>> begin Data entries

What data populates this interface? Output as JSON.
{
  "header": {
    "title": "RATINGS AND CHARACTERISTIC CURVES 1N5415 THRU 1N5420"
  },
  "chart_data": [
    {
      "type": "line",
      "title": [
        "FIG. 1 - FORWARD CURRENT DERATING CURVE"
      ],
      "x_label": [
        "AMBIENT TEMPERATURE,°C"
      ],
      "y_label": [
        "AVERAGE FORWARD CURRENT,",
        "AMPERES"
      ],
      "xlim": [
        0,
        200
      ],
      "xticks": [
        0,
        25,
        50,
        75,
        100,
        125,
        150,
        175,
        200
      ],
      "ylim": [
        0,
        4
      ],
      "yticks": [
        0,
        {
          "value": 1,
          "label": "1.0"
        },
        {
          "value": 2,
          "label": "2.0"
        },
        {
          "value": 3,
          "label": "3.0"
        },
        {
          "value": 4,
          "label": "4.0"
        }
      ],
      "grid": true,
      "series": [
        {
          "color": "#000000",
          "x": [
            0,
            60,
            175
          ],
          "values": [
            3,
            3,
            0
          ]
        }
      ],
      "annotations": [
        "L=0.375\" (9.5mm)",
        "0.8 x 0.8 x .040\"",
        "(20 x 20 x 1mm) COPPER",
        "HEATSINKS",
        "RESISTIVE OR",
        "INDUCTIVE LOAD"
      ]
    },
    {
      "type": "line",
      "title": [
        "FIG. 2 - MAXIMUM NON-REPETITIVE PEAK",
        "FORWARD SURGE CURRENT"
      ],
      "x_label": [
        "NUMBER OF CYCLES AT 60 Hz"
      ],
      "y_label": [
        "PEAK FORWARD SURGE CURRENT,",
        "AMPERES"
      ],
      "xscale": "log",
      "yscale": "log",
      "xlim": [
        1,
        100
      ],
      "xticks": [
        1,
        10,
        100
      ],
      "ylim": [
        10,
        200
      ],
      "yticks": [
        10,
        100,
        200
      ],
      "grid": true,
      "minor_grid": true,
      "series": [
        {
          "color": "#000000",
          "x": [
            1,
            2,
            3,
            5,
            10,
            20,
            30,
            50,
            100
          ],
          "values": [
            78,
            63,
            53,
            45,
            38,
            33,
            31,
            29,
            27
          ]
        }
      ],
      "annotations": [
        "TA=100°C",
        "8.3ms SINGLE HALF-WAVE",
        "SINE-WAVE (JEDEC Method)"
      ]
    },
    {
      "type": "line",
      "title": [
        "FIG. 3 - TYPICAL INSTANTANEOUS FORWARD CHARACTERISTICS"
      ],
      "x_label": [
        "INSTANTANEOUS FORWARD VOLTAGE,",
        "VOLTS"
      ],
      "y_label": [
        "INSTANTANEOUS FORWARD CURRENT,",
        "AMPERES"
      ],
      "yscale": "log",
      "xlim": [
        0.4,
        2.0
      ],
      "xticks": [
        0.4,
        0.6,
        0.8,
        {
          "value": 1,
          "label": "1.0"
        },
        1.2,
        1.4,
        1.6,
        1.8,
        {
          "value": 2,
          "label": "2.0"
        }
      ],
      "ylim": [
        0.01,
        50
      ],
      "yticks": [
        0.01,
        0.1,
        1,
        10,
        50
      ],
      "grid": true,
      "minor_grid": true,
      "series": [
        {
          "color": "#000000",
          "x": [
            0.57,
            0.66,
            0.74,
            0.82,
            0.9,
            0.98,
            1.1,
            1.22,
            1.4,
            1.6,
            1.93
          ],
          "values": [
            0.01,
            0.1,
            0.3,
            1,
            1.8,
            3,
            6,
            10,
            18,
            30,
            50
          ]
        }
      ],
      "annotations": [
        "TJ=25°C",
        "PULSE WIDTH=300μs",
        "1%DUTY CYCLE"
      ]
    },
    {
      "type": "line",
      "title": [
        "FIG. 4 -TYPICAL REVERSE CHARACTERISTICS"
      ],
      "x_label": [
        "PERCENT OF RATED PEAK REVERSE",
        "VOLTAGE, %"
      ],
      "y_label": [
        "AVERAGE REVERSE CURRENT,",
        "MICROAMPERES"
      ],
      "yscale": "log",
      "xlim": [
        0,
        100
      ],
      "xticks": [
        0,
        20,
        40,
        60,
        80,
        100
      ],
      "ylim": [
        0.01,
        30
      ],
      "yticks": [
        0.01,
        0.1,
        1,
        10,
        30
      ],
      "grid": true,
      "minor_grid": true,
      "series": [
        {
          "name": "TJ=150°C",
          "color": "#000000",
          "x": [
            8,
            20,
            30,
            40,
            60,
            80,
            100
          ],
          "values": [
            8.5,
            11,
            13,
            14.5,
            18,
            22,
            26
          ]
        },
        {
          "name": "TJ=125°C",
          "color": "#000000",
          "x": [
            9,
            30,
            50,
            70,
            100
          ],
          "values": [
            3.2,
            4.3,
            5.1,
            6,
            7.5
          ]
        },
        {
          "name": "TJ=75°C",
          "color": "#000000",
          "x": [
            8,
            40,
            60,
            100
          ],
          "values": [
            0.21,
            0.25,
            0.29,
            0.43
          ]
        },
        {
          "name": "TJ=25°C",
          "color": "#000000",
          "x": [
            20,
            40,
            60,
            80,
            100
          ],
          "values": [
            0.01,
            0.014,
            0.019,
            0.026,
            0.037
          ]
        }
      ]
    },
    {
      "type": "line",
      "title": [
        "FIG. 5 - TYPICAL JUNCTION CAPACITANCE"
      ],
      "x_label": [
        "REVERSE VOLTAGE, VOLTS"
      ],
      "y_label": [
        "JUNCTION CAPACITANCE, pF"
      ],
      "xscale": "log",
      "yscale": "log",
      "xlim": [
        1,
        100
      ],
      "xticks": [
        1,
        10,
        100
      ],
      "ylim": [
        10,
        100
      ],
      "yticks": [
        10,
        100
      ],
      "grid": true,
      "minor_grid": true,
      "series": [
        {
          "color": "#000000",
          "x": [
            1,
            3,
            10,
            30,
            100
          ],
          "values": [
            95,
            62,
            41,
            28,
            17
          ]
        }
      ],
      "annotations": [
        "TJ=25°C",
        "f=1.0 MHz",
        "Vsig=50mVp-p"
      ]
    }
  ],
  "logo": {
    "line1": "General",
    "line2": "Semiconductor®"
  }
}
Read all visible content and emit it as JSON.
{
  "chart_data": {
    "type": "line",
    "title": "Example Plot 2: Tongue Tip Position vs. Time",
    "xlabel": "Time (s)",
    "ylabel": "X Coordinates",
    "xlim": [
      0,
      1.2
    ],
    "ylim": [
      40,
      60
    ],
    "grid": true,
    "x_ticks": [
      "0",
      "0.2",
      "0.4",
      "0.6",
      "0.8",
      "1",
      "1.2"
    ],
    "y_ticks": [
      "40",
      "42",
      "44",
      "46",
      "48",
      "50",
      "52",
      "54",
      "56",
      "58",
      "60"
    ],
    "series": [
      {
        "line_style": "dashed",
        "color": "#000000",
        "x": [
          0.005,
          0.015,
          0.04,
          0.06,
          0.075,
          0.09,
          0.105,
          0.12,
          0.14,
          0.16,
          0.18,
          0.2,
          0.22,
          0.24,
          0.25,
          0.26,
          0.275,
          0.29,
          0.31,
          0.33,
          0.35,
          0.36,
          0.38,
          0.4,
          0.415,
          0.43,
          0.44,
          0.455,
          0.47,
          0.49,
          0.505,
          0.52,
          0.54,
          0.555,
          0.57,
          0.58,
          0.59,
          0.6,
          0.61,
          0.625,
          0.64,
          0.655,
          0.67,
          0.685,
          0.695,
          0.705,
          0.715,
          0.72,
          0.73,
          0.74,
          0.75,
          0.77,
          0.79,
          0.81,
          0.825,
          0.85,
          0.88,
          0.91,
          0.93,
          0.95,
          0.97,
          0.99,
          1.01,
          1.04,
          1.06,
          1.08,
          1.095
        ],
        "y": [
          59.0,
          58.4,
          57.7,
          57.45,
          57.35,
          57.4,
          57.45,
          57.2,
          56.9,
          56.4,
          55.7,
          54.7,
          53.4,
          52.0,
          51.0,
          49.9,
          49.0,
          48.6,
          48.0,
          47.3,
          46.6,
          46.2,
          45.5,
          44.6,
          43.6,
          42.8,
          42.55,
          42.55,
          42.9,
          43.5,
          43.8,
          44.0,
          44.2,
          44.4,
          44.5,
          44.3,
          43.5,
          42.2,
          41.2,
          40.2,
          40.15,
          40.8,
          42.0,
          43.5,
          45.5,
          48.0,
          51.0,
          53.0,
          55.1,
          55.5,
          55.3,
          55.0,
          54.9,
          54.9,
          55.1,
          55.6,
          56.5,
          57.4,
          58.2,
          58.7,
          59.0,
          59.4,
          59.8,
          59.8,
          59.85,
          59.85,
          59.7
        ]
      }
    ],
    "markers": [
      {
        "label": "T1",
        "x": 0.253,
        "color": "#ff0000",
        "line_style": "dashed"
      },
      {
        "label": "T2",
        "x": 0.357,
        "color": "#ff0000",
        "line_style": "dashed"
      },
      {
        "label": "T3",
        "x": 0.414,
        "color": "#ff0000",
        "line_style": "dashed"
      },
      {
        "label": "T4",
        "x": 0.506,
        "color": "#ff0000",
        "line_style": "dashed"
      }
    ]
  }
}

>> end Data entries

Check each line of the entries above for the word "REVERSE". List the ones that have it.

        "FIG. 4 -TYPICAL REVERSE CHARACTERISTICS"
        "PERCENT OF RATED PEAK REVERSE",
        "AVERAGE REVERSE CURRENT,",
        "REVERSE VOLTAGE, VOLTS"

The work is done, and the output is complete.